Problem :: Copy each line with the word "Назовите" in it.

Dataset entries
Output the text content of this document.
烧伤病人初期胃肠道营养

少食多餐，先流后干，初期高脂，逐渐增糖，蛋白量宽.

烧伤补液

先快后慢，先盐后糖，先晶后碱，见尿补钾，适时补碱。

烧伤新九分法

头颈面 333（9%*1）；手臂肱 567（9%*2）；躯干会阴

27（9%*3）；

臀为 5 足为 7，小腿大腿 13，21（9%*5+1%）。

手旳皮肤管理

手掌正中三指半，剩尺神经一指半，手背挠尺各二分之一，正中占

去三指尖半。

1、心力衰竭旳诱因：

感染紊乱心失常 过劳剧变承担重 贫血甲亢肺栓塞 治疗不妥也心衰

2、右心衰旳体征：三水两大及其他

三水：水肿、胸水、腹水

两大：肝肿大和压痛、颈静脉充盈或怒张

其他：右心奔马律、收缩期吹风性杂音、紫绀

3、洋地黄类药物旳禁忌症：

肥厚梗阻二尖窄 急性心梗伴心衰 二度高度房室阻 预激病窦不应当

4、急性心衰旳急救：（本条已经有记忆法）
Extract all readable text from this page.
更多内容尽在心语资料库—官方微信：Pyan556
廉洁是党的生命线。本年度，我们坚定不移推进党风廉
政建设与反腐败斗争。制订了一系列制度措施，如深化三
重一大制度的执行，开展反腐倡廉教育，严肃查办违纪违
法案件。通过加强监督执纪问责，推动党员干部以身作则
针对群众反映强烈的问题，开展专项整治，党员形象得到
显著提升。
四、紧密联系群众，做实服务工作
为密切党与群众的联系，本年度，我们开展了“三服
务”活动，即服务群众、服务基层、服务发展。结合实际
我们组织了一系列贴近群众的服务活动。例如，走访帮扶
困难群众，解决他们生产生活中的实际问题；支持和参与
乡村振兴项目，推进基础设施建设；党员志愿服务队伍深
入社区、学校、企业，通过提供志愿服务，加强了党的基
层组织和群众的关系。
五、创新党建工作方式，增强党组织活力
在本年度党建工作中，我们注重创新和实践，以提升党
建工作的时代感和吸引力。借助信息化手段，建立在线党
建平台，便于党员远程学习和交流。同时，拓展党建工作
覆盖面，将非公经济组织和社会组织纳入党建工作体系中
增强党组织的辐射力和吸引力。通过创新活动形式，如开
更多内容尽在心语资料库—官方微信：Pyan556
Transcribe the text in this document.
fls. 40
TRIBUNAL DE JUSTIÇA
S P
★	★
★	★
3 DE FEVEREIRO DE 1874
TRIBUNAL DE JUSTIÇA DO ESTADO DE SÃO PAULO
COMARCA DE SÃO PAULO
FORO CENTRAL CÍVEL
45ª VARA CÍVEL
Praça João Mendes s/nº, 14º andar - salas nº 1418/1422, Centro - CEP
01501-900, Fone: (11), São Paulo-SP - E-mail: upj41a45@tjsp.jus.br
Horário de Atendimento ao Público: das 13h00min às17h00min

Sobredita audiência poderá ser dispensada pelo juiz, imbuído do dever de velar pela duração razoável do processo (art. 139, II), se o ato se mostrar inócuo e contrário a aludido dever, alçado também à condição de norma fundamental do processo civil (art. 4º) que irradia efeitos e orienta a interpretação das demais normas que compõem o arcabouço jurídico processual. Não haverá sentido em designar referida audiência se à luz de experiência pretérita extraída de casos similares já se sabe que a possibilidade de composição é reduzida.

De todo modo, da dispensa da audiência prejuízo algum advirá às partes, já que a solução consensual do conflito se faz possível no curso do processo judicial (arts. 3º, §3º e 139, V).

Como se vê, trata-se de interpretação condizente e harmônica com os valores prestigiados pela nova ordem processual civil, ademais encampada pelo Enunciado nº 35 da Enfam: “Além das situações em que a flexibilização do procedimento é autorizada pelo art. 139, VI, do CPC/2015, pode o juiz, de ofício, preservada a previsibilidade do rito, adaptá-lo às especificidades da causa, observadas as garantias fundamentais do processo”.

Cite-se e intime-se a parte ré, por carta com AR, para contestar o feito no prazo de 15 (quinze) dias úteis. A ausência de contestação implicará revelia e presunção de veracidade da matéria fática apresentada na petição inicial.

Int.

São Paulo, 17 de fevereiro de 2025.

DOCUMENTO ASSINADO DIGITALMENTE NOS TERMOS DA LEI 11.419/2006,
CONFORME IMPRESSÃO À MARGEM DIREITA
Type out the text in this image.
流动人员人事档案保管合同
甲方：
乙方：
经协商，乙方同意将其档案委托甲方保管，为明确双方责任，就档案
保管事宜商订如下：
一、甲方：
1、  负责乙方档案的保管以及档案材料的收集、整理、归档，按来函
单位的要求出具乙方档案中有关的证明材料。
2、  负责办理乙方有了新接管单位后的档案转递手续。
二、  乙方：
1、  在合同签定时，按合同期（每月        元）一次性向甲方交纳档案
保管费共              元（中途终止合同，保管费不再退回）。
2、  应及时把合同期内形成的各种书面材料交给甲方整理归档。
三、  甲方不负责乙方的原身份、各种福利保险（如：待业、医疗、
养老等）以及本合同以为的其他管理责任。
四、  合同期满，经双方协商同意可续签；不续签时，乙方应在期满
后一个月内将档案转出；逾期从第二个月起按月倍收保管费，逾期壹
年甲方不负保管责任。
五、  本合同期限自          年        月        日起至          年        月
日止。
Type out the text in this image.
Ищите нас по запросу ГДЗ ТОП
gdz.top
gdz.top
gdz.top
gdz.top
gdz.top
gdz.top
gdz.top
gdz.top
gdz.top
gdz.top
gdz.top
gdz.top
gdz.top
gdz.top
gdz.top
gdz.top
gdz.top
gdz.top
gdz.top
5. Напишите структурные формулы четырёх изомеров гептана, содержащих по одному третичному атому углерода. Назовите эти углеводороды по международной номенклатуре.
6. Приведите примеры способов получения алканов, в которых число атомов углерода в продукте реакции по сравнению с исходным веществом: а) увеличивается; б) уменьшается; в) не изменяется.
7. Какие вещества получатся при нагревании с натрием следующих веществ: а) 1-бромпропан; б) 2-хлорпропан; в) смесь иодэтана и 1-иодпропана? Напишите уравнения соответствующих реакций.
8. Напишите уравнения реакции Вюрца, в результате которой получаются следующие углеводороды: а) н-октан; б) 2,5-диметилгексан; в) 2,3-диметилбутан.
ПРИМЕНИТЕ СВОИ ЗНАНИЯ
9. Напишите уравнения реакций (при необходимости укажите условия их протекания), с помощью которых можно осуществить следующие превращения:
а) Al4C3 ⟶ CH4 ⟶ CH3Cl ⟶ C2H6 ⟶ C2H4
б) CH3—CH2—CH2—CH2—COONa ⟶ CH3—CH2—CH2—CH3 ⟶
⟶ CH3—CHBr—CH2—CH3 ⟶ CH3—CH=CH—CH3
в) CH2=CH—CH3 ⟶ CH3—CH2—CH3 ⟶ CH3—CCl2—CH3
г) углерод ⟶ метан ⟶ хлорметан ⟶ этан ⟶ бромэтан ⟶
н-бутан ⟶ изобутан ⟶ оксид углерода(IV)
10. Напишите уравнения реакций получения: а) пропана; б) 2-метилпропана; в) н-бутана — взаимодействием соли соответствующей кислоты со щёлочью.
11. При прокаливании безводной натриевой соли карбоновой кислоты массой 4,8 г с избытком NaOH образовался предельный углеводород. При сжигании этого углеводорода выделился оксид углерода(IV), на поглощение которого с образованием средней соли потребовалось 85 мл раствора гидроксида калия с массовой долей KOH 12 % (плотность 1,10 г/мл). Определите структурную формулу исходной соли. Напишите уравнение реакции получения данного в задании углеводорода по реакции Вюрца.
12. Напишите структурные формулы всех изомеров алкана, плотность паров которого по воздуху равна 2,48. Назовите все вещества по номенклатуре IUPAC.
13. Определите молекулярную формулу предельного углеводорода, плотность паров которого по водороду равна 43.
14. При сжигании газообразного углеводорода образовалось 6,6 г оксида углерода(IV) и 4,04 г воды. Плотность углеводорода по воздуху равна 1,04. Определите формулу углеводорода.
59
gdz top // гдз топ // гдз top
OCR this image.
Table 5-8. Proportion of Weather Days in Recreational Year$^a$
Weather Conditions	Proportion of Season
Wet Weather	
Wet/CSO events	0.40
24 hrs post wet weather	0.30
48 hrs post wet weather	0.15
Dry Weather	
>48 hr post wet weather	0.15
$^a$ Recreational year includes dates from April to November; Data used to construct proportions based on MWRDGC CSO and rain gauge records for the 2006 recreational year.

Written answer ::
5. Напишите структурные формулы четырёх изомеров гептана, содержащих по одному третичному атому углерода. Назовите эти углеводороды по международной номенклатуре.
12. Напишите структурные формулы всех изомеров алкана, плотность паров которого по воздуху равна 2,48. Назовите все вещества по номенклатуре IUPAC.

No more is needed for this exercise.